Data lines ->

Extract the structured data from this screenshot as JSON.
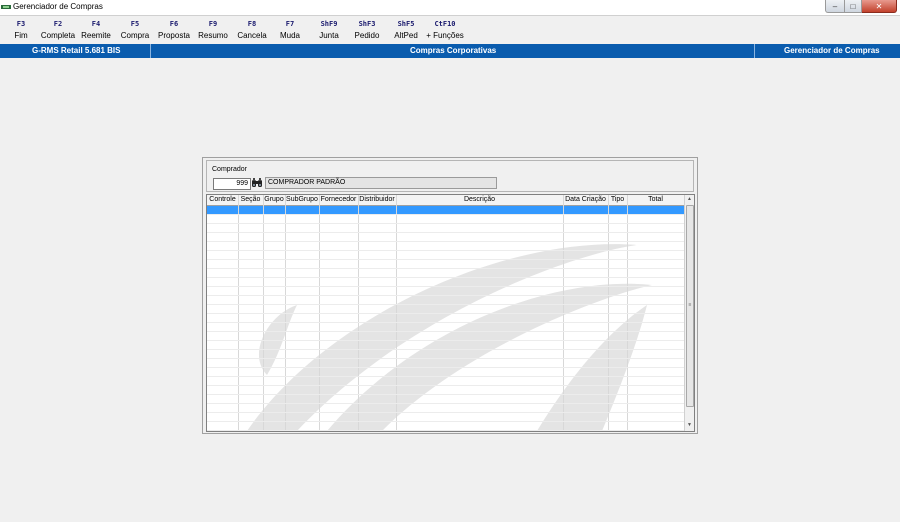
{
  "window": {
    "title": "Gerenciador de Compras",
    "min": "–",
    "max": "□",
    "close": "✕"
  },
  "toolbar": [
    {
      "key": "F3",
      "label": "Fim"
    },
    {
      "key": "F2",
      "label": "Completa"
    },
    {
      "key": "F4",
      "label": "Reemite"
    },
    {
      "key": "F5",
      "label": "Compra"
    },
    {
      "key": "F6",
      "label": "Proposta"
    },
    {
      "key": "F9",
      "label": "Resumo"
    },
    {
      "key": "F8",
      "label": "Cancela"
    },
    {
      "key": "F7",
      "label": "Muda"
    },
    {
      "key": "ShF9",
      "label": "Junta"
    },
    {
      "key": "ShF3",
      "label": "Pedido"
    },
    {
      "key": "ShF5",
      "label": "AltPed"
    },
    {
      "key": "CtF10",
      "label": "+ Funções"
    }
  ],
  "status_band": {
    "left": "G-RMS Retail 5.681 BIS",
    "center": "Compras Corporativas",
    "right": "Gerenciador de Compras"
  },
  "comprador": {
    "label": "Comprador",
    "code": "999",
    "name": "COMPRADOR PADRÃO"
  },
  "grid": {
    "columns": [
      "Controle",
      "Seção",
      "Grupo",
      "SubGrupo",
      "Fornecedor",
      "Distribuidor",
      "Descrição",
      "Data Criação",
      "Tipo",
      "Total"
    ],
    "rows": []
  },
  "scrollbar": {
    "up": "▲",
    "down": "▼",
    "grip": "≡"
  },
  "colors": {
    "band": "#0a5cae",
    "selection": "#3399ff",
    "key_text": "#1a1a6e"
  }
}
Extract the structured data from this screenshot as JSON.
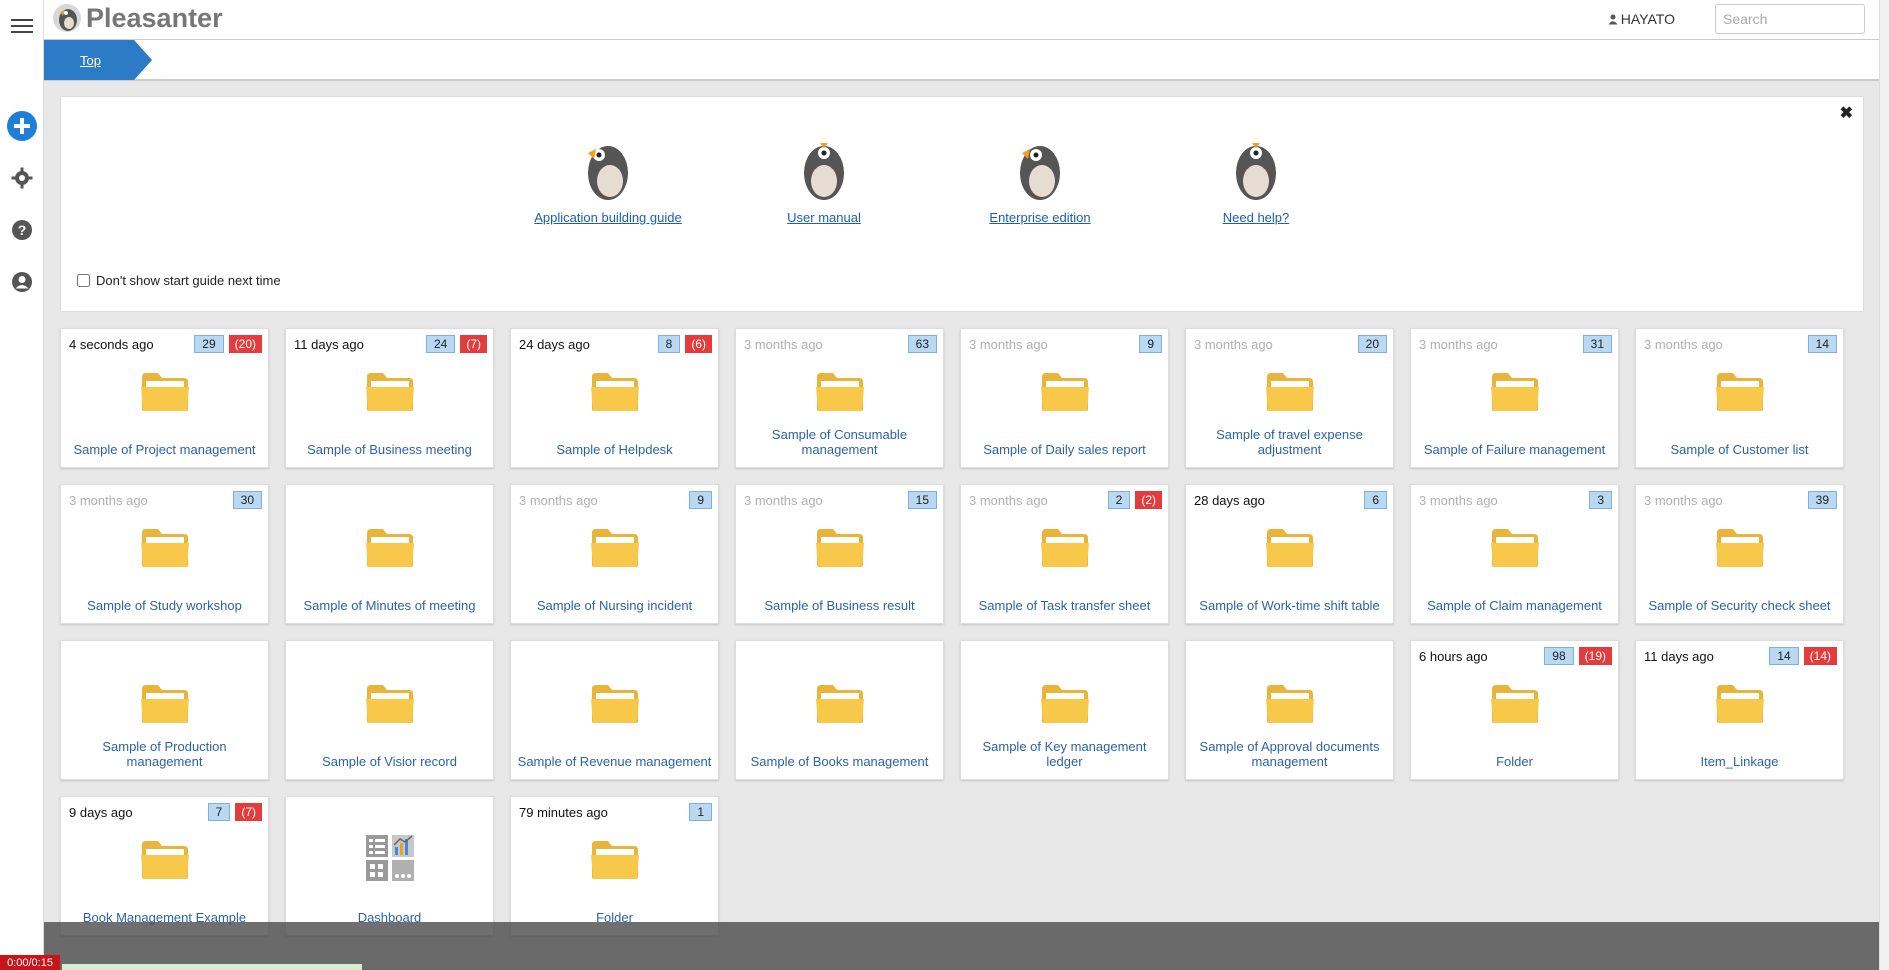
{
  "app": {
    "title": "Pleasanter"
  },
  "header": {
    "user": "HAYATO",
    "search_placeholder": "Search"
  },
  "breadcrumb": {
    "top": "Top"
  },
  "guide": {
    "items": [
      "Application building guide",
      "User manual",
      "Enterprise edition",
      "Need help?"
    ],
    "checkbox_label": "Don't show start guide next time",
    "close": "✖"
  },
  "tiles": [
    {
      "time": "4 seconds ago",
      "fresh": true,
      "count": "29",
      "over": "(20)",
      "title": "Sample of Project management",
      "icon": "folder-icon"
    },
    {
      "time": "11 days ago",
      "fresh": true,
      "count": "24",
      "over": "(7)",
      "title": "Sample of Business meeting",
      "icon": "folder-icon"
    },
    {
      "time": "24 days ago",
      "fresh": true,
      "count": "8",
      "over": "(6)",
      "title": "Sample of Helpdesk",
      "icon": "folder-icon"
    },
    {
      "time": "3 months ago",
      "fresh": false,
      "count": "63",
      "over": "",
      "title": "Sample of Consumable management",
      "icon": "folder-icon"
    },
    {
      "time": "3 months ago",
      "fresh": false,
      "count": "9",
      "over": "",
      "title": "Sample of Daily sales report",
      "icon": "folder-icon"
    },
    {
      "time": "3 months ago",
      "fresh": false,
      "count": "20",
      "over": "",
      "title": "Sample of travel expense adjustment",
      "icon": "folder-icon"
    },
    {
      "time": "3 months ago",
      "fresh": false,
      "count": "31",
      "over": "",
      "title": "Sample of Failure management",
      "icon": "folder-icon"
    },
    {
      "time": "3 months ago",
      "fresh": false,
      "count": "14",
      "over": "",
      "title": "Sample of Customer list",
      "icon": "folder-icon"
    },
    {
      "time": "3 months ago",
      "fresh": false,
      "count": "30",
      "over": "",
      "title": "Sample of Study workshop",
      "icon": "folder-icon"
    },
    {
      "time": "",
      "fresh": false,
      "count": "",
      "over": "",
      "title": "Sample of Minutes of meeting",
      "icon": "folder-icon"
    },
    {
      "time": "3 months ago",
      "fresh": false,
      "count": "9",
      "over": "",
      "title": "Sample of Nursing incident",
      "icon": "folder-icon"
    },
    {
      "time": "3 months ago",
      "fresh": false,
      "count": "15",
      "over": "",
      "title": "Sample of Business result",
      "icon": "folder-icon"
    },
    {
      "time": "3 months ago",
      "fresh": false,
      "count": "2",
      "over": "(2)",
      "title": "Sample of Task transfer sheet",
      "icon": "folder-icon"
    },
    {
      "time": "28 days ago",
      "fresh": true,
      "count": "6",
      "over": "",
      "title": "Sample of Work-time shift table",
      "icon": "folder-icon"
    },
    {
      "time": "3 months ago",
      "fresh": false,
      "count": "3",
      "over": "",
      "title": "Sample of Claim management",
      "icon": "folder-icon"
    },
    {
      "time": "3 months ago",
      "fresh": false,
      "count": "39",
      "over": "",
      "title": "Sample of Security check sheet",
      "icon": "folder-icon"
    },
    {
      "time": "",
      "fresh": false,
      "count": "",
      "over": "",
      "title": "Sample of Production management",
      "icon": "folder-icon"
    },
    {
      "time": "",
      "fresh": false,
      "count": "",
      "over": "",
      "title": "Sample of Visior record",
      "icon": "folder-icon"
    },
    {
      "time": "",
      "fresh": false,
      "count": "",
      "over": "",
      "title": "Sample of Revenue management",
      "icon": "folder-icon"
    },
    {
      "time": "",
      "fresh": false,
      "count": "",
      "over": "",
      "title": "Sample of Books management",
      "icon": "folder-icon"
    },
    {
      "time": "",
      "fresh": false,
      "count": "",
      "over": "",
      "title": "Sample of Key management ledger",
      "icon": "folder-icon"
    },
    {
      "time": "",
      "fresh": false,
      "count": "",
      "over": "",
      "title": "Sample of Approval documents management",
      "icon": "folder-icon"
    },
    {
      "time": "6 hours ago",
      "fresh": true,
      "count": "98",
      "over": "(19)",
      "title": "Folder",
      "icon": "folder-icon"
    },
    {
      "time": "11 days ago",
      "fresh": true,
      "count": "14",
      "over": "(14)",
      "title": "Item_Linkage",
      "icon": "folder-icon"
    },
    {
      "time": "9 days ago",
      "fresh": true,
      "count": "7",
      "over": "(7)",
      "title": "Book Management Example",
      "icon": "folder-icon"
    },
    {
      "time": "",
      "fresh": false,
      "count": "",
      "over": "",
      "title": "Dashboard",
      "icon": "dashboard-icon"
    },
    {
      "time": "79 minutes ago",
      "fresh": true,
      "count": "1",
      "over": "",
      "title": "Folder",
      "icon": "folder-icon"
    }
  ],
  "video": {
    "time": "0:00/0:15"
  },
  "colors": {
    "accent": "#2b7bc6",
    "badge_red": "#e23c3c",
    "badge_blue": "#b9d8f2",
    "folder": "#f8c84a"
  }
}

Job ->
Each entry should be repeated exactly as it appears; the pictures stay out.

Finished exercise ->
Extract the structured data from this screenshot as JSON.
{
  "window": {
    "title": "Gerenciador de Compras",
    "min": "–",
    "max": "□",
    "close": "✕"
  },
  "toolbar": [
    {
      "key": "F3",
      "label": "Fim"
    },
    {
      "key": "F2",
      "label": "Completa"
    },
    {
      "key": "F4",
      "label": "Reemite"
    },
    {
      "key": "F5",
      "label": "Compra"
    },
    {
      "key": "F6",
      "label": "Proposta"
    },
    {
      "key": "F9",
      "label": "Resumo"
    },
    {
      "key": "F8",
      "label": "Cancela"
    },
    {
      "key": "F7",
      "label": "Muda"
    },
    {
      "key": "ShF9",
      "label": "Junta"
    },
    {
      "key": "ShF3",
      "label": "Pedido"
    },
    {
      "key": "ShF5",
      "label": "AltPed"
    },
    {
      "key": "CtF10",
      "label": "+ Funções"
    }
  ],
  "status_band": {
    "left": "G-RMS Retail 5.681 BIS",
    "center": "Compras Corporativas",
    "right": "Gerenciador de Compras"
  },
  "comprador": {
    "label": "Comprador",
    "code": "999",
    "name": "COMPRADOR PADRÃO"
  },
  "grid": {
    "columns": [
      "Controle",
      "Seção",
      "Grupo",
      "SubGrupo",
      "Fornecedor",
      "Distribuidor",
      "Descrição",
      "Data Criação",
      "Tipo",
      "Total"
    ],
    "rows": []
  },
  "scrollbar": {
    "up": "▲",
    "down": "▼",
    "grip": "≡"
  },
  "colors": {
    "band": "#0a5cae",
    "selection": "#3399ff",
    "key_text": "#1a1a6e"
  }
}
Extract the structured data from this screenshot as JSON.
{
  "app": {
    "title": "Pleasanter"
  },
  "header": {
    "user": "HAYATO",
    "search_placeholder": "Search"
  },
  "breadcrumb": {
    "top": "Top"
  },
  "guide": {
    "items": [
      "Application building guide",
      "User manual",
      "Enterprise edition",
      "Need help?"
    ],
    "checkbox_label": "Don't show start guide next time",
    "close": "✖"
  },
  "tiles": [
    {
      "time": "4 seconds ago",
      "fresh": true,
      "count": "29",
      "over": "(20)",
      "title": "Sample of Project management",
      "icon": "folder-icon"
    },
    {
      "time": "11 days ago",
      "fresh": true,
      "count": "24",
      "over": "(7)",
      "title": "Sample of Business meeting",
      "icon": "folder-icon"
    },
    {
      "time": "24 days ago",
      "fresh": true,
      "count": "8",
      "over": "(6)",
      "title": "Sample of Helpdesk",
      "icon": "folder-icon"
    },
    {
      "time": "3 months ago",
      "fresh": false,
      "count": "63",
      "over": "",
      "title": "Sample of Consumable management",
      "icon": "folder-icon"
    },
    {
      "time": "3 months ago",
      "fresh": false,
      "count": "9",
      "over": "",
      "title": "Sample of Daily sales report",
      "icon": "folder-icon"
    },
    {
      "time": "3 months ago",
      "fresh": false,
      "count": "20",
      "over": "",
      "title": "Sample of travel expense adjustment",
      "icon": "folder-icon"
    },
    {
      "time": "3 months ago",
      "fresh": false,
      "count": "31",
      "over": "",
      "title": "Sample of Failure management",
      "icon": "folder-icon"
    },
    {
      "time": "3 months ago",
      "fresh": false,
      "count": "14",
      "over": "",
      "title": "Sample of Customer list",
      "icon": "folder-icon"
    },
    {
      "time": "3 months ago",
      "fresh": false,
      "count": "30",
      "over": "",
      "title": "Sample of Study workshop",
      "icon": "folder-icon"
    },
    {
      "time": "",
      "fresh": false,
      "count": "",
      "over": "",
      "title": "Sample of Minutes of meeting",
      "icon": "folder-icon"
    },
    {
      "time": "3 months ago",
      "fresh": false,
      "count": "9",
      "over": "",
      "title": "Sample of Nursing incident",
      "icon": "folder-icon"
    },
    {
      "time": "3 months ago",
      "fresh": false,
      "count": "15",
      "over": "",
      "title": "Sample of Business result",
      "icon": "folder-icon"
    },
    {
      "time": "3 months ago",
      "fresh": false,
      "count": "2",
      "over": "(2)",
      "title": "Sample of Task transfer sheet",
      "icon": "folder-icon"
    },
    {
      "time": "28 days ago",
      "fresh": true,
      "count": "6",
      "over": "",
      "title": "Sample of Work-time shift table",
      "icon": "folder-icon"
    },
    {
      "time": "3 months ago",
      "fresh": false,
      "count": "3",
      "over": "",
      "title": "Sample of Claim management",
      "icon": "folder-icon"
    },
    {
      "time": "3 months ago",
      "fresh": false,
      "count": "39",
      "over": "",
      "title": "Sample of Security check sheet",
      "icon": "folder-icon"
    },
    {
      "time": "",
      "fresh": false,
      "count": "",
      "over": "",
      "title": "Sample of Production management",
      "icon": "folder-icon"
    },
    {
      "time": "",
      "fresh": false,
      "count": "",
      "over": "",
      "title": "Sample of Visior record",
      "icon": "folder-icon"
    },
    {
      "time": "",
      "fresh": false,
      "count": "",
      "over": "",
      "title": "Sample of Revenue management",
      "icon": "folder-icon"
    },
    {
      "time": "",
      "fresh": false,
      "count": "",
      "over": "",
      "title": "Sample of Books management",
      "icon": "folder-icon"
    },
    {
      "time": "",
      "fresh": false,
      "count": "",
      "over": "",
      "title": "Sample of Key management ledger",
      "icon": "folder-icon"
    },
    {
      "time": "",
      "fresh": false,
      "count": "",
      "over": "",
      "title": "Sample of Approval documents management",
      "icon": "folder-icon"
    },
    {
      "time": "6 hours ago",
      "fresh": true,
      "count": "98",
      "over": "(19)",
      "title": "Folder",
      "icon": "folder-icon"
    },
    {
      "time": "11 days ago",
      "fresh": true,
      "count": "14",
      "over": "(14)",
      "title": "Item_Linkage",
      "icon": "folder-icon"
    },
    {
      "time": "9 days ago",
      "fresh": true,
      "count": "7",
      "over": "(7)",
      "title": "Book Management Example",
      "icon": "folder-icon"
    },
    {
      "time": "",
      "fresh": false,
      "count": "",
      "over": "",
      "title": "Dashboard",
      "icon": "dashboard-icon"
    },
    {
      "time": "79 minutes ago",
      "fresh": true,
      "count": "1",
      "over": "",
      "title": "Folder",
      "icon": "folder-icon"
    }
  ],
  "video": {
    "time": "0:00/0:15"
  },
  "colors": {
    "accent": "#2b7bc6",
    "badge_red": "#e23c3c",
    "badge_blue": "#b9d8f2",
    "folder": "#f8c84a"
  }
}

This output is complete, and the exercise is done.